Work instructions:
Collect each line of the entries that holds the string "count".

(Rows from a dataset)
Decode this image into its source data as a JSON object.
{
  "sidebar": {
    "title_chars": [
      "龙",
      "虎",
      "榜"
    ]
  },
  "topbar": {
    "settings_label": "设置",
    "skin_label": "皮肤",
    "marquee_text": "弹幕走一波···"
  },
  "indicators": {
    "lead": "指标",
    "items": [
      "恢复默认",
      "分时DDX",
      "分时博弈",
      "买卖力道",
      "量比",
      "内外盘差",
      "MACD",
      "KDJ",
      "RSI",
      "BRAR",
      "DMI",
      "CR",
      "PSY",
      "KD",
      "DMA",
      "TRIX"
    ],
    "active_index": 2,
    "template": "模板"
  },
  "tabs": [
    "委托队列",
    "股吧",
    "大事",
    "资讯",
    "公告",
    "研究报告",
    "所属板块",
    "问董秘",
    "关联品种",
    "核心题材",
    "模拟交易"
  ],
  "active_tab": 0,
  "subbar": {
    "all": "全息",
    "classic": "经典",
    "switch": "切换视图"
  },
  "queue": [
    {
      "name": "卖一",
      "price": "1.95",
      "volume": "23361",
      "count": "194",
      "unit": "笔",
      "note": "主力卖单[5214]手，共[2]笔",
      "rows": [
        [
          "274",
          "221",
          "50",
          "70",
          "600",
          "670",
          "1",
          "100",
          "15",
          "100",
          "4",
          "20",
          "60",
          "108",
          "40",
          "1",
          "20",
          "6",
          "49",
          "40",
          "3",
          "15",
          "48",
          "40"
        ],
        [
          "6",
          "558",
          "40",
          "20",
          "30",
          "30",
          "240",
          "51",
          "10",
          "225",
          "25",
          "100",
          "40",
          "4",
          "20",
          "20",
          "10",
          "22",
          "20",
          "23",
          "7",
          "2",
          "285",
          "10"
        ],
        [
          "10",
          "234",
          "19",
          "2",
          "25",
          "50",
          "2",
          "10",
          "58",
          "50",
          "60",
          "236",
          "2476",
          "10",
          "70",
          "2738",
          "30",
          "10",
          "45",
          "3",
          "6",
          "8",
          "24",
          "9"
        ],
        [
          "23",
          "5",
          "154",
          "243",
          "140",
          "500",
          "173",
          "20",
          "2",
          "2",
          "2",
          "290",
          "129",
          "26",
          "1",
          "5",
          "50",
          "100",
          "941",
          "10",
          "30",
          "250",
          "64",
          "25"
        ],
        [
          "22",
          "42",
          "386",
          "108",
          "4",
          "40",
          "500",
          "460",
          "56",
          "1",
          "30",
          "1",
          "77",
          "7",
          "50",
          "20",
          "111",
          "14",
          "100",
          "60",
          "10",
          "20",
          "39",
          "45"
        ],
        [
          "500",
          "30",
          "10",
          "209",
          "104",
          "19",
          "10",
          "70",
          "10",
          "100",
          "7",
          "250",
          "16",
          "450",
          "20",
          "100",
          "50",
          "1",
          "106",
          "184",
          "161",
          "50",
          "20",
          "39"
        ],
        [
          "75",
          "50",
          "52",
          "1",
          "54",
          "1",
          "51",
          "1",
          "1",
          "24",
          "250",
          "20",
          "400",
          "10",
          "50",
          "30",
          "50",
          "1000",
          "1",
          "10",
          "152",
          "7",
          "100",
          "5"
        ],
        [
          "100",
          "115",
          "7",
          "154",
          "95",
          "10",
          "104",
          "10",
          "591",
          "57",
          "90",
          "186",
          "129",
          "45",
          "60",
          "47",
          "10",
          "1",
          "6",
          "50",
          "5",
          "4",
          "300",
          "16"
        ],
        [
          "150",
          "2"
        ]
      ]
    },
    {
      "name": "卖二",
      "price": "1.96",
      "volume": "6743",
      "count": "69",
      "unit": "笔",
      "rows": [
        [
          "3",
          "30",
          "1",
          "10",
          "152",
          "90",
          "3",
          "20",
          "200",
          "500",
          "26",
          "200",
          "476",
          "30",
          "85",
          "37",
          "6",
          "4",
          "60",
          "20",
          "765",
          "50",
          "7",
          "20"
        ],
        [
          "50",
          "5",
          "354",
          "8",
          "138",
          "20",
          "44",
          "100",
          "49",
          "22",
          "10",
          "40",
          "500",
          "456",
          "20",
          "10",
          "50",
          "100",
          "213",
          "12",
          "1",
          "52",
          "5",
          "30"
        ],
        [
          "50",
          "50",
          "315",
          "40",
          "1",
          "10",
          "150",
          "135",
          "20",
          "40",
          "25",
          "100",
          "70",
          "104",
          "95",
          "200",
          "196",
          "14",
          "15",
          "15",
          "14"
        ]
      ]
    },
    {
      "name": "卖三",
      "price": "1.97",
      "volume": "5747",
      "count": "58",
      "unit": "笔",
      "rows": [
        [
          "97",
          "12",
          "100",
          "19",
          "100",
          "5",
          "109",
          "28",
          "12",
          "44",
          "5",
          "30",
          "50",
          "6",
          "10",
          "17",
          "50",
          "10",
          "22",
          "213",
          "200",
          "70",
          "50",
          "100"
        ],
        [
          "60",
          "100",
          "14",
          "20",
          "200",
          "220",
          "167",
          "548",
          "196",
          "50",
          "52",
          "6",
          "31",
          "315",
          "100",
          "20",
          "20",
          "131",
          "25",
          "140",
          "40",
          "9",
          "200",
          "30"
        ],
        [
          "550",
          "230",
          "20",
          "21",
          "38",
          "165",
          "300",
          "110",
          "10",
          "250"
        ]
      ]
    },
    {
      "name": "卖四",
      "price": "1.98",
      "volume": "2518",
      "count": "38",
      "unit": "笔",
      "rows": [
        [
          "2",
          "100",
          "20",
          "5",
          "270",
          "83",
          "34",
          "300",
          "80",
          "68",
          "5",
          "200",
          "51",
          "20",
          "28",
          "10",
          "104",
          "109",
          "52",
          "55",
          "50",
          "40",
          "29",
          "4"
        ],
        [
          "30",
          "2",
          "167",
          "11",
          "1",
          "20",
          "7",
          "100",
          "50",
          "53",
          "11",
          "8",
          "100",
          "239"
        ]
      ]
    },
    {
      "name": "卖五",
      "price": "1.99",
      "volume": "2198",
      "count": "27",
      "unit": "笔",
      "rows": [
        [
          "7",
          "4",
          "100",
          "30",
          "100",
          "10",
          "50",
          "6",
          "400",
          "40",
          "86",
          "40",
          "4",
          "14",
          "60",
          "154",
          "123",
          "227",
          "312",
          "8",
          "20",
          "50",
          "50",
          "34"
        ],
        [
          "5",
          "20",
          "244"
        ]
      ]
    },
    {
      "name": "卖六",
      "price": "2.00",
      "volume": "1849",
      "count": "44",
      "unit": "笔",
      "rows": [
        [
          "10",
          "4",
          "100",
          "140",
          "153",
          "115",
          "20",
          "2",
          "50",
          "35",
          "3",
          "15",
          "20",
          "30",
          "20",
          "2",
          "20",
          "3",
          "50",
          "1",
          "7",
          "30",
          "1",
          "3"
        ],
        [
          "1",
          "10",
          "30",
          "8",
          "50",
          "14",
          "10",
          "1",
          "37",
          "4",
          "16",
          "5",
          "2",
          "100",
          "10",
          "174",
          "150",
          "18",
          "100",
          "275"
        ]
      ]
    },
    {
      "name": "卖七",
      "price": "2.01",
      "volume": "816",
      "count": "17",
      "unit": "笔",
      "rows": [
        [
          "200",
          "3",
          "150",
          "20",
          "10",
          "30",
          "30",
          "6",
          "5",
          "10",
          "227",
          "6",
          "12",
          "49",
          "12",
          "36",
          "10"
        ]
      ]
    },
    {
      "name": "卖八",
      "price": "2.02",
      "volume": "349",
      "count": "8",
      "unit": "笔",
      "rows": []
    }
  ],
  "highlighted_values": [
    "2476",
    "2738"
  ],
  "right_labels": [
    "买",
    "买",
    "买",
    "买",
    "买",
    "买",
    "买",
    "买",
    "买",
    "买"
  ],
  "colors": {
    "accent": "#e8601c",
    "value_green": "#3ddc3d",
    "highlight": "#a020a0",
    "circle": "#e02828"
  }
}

Reply:
      "count": "194",
      "count": "69",
      "count": "58",
      "count": "38",
      "count": "27",
      "count": "44",
      "count": "17",
      "count": "8",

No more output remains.